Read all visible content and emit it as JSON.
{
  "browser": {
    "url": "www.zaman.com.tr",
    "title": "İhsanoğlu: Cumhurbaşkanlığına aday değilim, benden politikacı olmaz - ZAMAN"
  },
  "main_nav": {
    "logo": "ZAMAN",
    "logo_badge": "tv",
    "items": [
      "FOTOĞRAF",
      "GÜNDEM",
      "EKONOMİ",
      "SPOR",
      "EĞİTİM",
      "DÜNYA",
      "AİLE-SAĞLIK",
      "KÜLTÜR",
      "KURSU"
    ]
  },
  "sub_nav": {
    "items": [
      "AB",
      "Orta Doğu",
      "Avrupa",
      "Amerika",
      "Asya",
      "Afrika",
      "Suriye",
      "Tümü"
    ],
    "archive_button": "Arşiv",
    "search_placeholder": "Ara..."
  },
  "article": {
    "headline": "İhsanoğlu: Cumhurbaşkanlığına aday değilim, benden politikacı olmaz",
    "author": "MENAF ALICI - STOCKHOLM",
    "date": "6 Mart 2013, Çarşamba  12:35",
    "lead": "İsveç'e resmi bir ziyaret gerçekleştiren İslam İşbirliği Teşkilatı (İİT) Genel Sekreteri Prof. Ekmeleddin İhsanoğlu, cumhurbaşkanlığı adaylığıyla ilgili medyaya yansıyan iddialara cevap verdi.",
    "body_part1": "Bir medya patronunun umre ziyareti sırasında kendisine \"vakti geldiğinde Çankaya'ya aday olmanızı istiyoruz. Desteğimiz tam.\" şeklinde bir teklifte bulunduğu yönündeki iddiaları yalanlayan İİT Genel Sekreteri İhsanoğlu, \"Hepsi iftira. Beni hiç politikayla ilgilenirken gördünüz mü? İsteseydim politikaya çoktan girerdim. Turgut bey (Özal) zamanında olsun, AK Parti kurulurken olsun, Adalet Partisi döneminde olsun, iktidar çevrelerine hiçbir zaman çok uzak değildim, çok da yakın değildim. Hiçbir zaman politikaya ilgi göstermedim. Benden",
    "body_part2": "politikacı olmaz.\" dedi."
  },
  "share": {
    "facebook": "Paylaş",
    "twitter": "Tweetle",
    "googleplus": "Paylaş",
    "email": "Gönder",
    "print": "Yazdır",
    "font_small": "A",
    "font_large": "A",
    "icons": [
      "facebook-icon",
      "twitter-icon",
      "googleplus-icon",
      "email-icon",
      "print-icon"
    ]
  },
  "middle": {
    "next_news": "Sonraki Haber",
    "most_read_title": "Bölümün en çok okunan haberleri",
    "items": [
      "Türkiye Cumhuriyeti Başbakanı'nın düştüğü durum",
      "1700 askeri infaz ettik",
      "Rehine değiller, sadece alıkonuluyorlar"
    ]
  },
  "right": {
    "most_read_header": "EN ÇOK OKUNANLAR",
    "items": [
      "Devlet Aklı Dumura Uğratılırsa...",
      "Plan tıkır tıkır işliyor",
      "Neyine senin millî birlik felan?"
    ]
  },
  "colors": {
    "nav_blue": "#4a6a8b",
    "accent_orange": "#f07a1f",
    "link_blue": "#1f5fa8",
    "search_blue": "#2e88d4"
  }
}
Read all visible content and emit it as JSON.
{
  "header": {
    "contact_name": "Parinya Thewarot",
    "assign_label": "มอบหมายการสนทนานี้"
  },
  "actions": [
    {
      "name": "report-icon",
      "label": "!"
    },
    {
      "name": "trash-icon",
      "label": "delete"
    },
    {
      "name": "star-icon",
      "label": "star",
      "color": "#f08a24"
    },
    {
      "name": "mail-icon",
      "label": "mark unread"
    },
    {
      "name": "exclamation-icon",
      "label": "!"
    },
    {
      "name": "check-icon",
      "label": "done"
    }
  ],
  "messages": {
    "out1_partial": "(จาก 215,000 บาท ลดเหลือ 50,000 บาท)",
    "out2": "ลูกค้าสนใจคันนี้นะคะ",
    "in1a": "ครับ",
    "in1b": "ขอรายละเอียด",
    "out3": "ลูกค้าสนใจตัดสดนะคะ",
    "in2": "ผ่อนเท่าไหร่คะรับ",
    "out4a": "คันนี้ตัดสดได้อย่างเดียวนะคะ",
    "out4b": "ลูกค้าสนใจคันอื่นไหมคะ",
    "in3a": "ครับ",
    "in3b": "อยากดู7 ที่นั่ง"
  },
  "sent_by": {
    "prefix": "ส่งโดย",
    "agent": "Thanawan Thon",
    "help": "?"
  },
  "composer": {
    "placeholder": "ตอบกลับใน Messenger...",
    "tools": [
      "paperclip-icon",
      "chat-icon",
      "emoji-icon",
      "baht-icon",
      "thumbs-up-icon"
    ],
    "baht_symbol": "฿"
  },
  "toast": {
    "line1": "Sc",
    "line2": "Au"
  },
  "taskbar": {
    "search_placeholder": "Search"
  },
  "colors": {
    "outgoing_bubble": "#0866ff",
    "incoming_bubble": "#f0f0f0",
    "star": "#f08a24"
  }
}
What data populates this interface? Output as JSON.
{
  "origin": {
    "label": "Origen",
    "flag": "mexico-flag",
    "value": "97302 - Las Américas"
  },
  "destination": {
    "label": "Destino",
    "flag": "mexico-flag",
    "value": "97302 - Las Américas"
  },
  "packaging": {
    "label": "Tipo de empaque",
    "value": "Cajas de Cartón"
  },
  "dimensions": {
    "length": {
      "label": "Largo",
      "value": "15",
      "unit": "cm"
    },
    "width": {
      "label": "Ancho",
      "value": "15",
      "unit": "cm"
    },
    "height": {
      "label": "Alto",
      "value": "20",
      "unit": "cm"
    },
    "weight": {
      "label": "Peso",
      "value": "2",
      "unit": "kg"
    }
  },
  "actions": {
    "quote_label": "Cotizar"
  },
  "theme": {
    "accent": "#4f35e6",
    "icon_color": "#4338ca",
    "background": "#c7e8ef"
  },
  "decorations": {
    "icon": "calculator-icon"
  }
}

■ **REQUIRED WORK**: Pull out each record as written and restate it exactly.

■ **ANSWER FOR THIS EXERCISE**:
Read all visible content and emit it as JSON.
{
  "browser": {
    "url": "www.zaman.com.tr",
    "title": "İhsanoğlu: Cumhurbaşkanlığına aday değilim, benden politikacı olmaz - ZAMAN"
  },
  "main_nav": {
    "logo": "ZAMAN",
    "logo_badge": "tv",
    "items": [
      "FOTOĞRAF",
      "GÜNDEM",
      "EKONOMİ",
      "SPOR",
      "EĞİTİM",
      "DÜNYA",
      "AİLE-SAĞLIK",
      "KÜLTÜR",
      "KURSU"
    ]
  },
  "sub_nav": {
    "items": [
      "AB",
      "Orta Doğu",
      "Avrupa",
      "Amerika",
      "Asya",
      "Afrika",
      "Suriye",
      "Tümü"
    ],
    "archive_button": "Arşiv",
    "search_placeholder": "Ara..."
  },
  "article": {
    "headline": "İhsanoğlu: Cumhurbaşkanlığına aday değilim, benden politikacı olmaz",
    "author": "MENAF ALICI - STOCKHOLM",
    "date": "6 Mart 2013, Çarşamba  12:35",
    "lead": "İsveç'e resmi bir ziyaret gerçekleştiren İslam İşbirliği Teşkilatı (İİT) Genel Sekreteri Prof. Ekmeleddin İhsanoğlu, cumhurbaşkanlığı adaylığıyla ilgili medyaya yansıyan iddialara cevap verdi.",
    "body_part1": "Bir medya patronunun umre ziyareti sırasında kendisine \"vakti geldiğinde Çankaya'ya aday olmanızı istiyoruz. Desteğimiz tam.\" şeklinde bir teklifte bulunduğu yönündeki iddiaları yalanlayan İİT Genel Sekreteri İhsanoğlu, \"Hepsi iftira. Beni hiç politikayla ilgilenirken gördünüz mü? İsteseydim politikaya çoktan girerdim. Turgut bey (Özal) zamanında olsun, AK Parti kurulurken olsun, Adalet Partisi döneminde olsun, iktidar çevrelerine hiçbir zaman çok uzak değildim, çok da yakın değildim. Hiçbir zaman politikaya ilgi göstermedim. Benden",
    "body_part2": "politikacı olmaz.\" dedi."
  },
  "share": {
    "facebook": "Paylaş",
    "twitter": "Tweetle",
    "googleplus": "Paylaş",
    "email": "Gönder",
    "print": "Yazdır",
    "font_small": "A",
    "font_large": "A",
    "icons": [
      "facebook-icon",
      "twitter-icon",
      "googleplus-icon",
      "email-icon",
      "print-icon"
    ]
  },
  "middle": {
    "next_news": "Sonraki Haber",
    "most_read_title": "Bölümün en çok okunan haberleri",
    "items": [
      "Türkiye Cumhuriyeti Başbakanı'nın düştüğü durum",
      "1700 askeri infaz ettik",
      "Rehine değiller, sadece alıkonuluyorlar"
    ]
  },
  "right": {
    "most_read_header": "EN ÇOK OKUNANLAR",
    "items": [
      "Devlet Aklı Dumura Uğratılırsa...",
      "Plan tıkır tıkır işliyor",
      "Neyine senin millî birlik felan?"
    ]
  },
  "colors": {
    "nav_blue": "#4a6a8b",
    "accent_orange": "#f07a1f",
    "link_blue": "#1f5fa8",
    "search_blue": "#2e88d4"
  }
}
Read all visible content and emit it as JSON.
{
  "header": {
    "contact_name": "Parinya Thewarot",
    "assign_label": "มอบหมายการสนทนานี้"
  },
  "actions": [
    {
      "name": "report-icon",
      "label": "!"
    },
    {
      "name": "trash-icon",
      "label": "delete"
    },
    {
      "name": "star-icon",
      "label": "star",
      "color": "#f08a24"
    },
    {
      "name": "mail-icon",
      "label": "mark unread"
    },
    {
      "name": "exclamation-icon",
      "label": "!"
    },
    {
      "name": "check-icon",
      "label": "done"
    }
  ],
  "messages": {
    "out1_partial": "(จาก 215,000 บาท ลดเหลือ 50,000 บาท)",
    "out2": "ลูกค้าสนใจคันนี้นะคะ",
    "in1a": "ครับ",
    "in1b": "ขอรายละเอียด",
    "out3": "ลูกค้าสนใจตัดสดนะคะ",
    "in2": "ผ่อนเท่าไหร่คะรับ",
    "out4a": "คันนี้ตัดสดได้อย่างเดียวนะคะ",
    "out4b": "ลูกค้าสนใจคันอื่นไหมคะ",
    "in3a": "ครับ",
    "in3b": "อยากดู7 ที่นั่ง"
  },
  "sent_by": {
    "prefix": "ส่งโดย",
    "agent": "Thanawan Thon",
    "help": "?"
  },
  "composer": {
    "placeholder": "ตอบกลับใน Messenger...",
    "tools": [
      "paperclip-icon",
      "chat-icon",
      "emoji-icon",
      "baht-icon",
      "thumbs-up-icon"
    ],
    "baht_symbol": "฿"
  },
  "toast": {
    "line1": "Sc",
    "line2": "Au"
  },
  "taskbar": {
    "search_placeholder": "Search"
  },
  "colors": {
    "outgoing_bubble": "#0866ff",
    "incoming_bubble": "#f0f0f0",
    "star": "#f08a24"
  }
}
What data populates this interface? Output as JSON.
{
  "origin": {
    "label": "Origen",
    "flag": "mexico-flag",
    "value": "97302 - Las Américas"
  },
  "destination": {
    "label": "Destino",
    "flag": "mexico-flag",
    "value": "97302 - Las Américas"
  },
  "packaging": {
    "label": "Tipo de empaque",
    "value": "Cajas de Cartón"
  },
  "dimensions": {
    "length": {
      "label": "Largo",
      "value": "15",
      "unit": "cm"
    },
    "width": {
      "label": "Ancho",
      "value": "15",
      "unit": "cm"
    },
    "height": {
      "label": "Alto",
      "value": "20",
      "unit": "cm"
    },
    "weight": {
      "label": "Peso",
      "value": "2",
      "unit": "kg"
    }
  },
  "actions": {
    "quote_label": "Cotizar"
  },
  "theme": {
    "accent": "#4f35e6",
    "icon_color": "#4338ca",
    "background": "#c7e8ef"
  },
  "decorations": {
    "icon": "calculator-icon"
  }
}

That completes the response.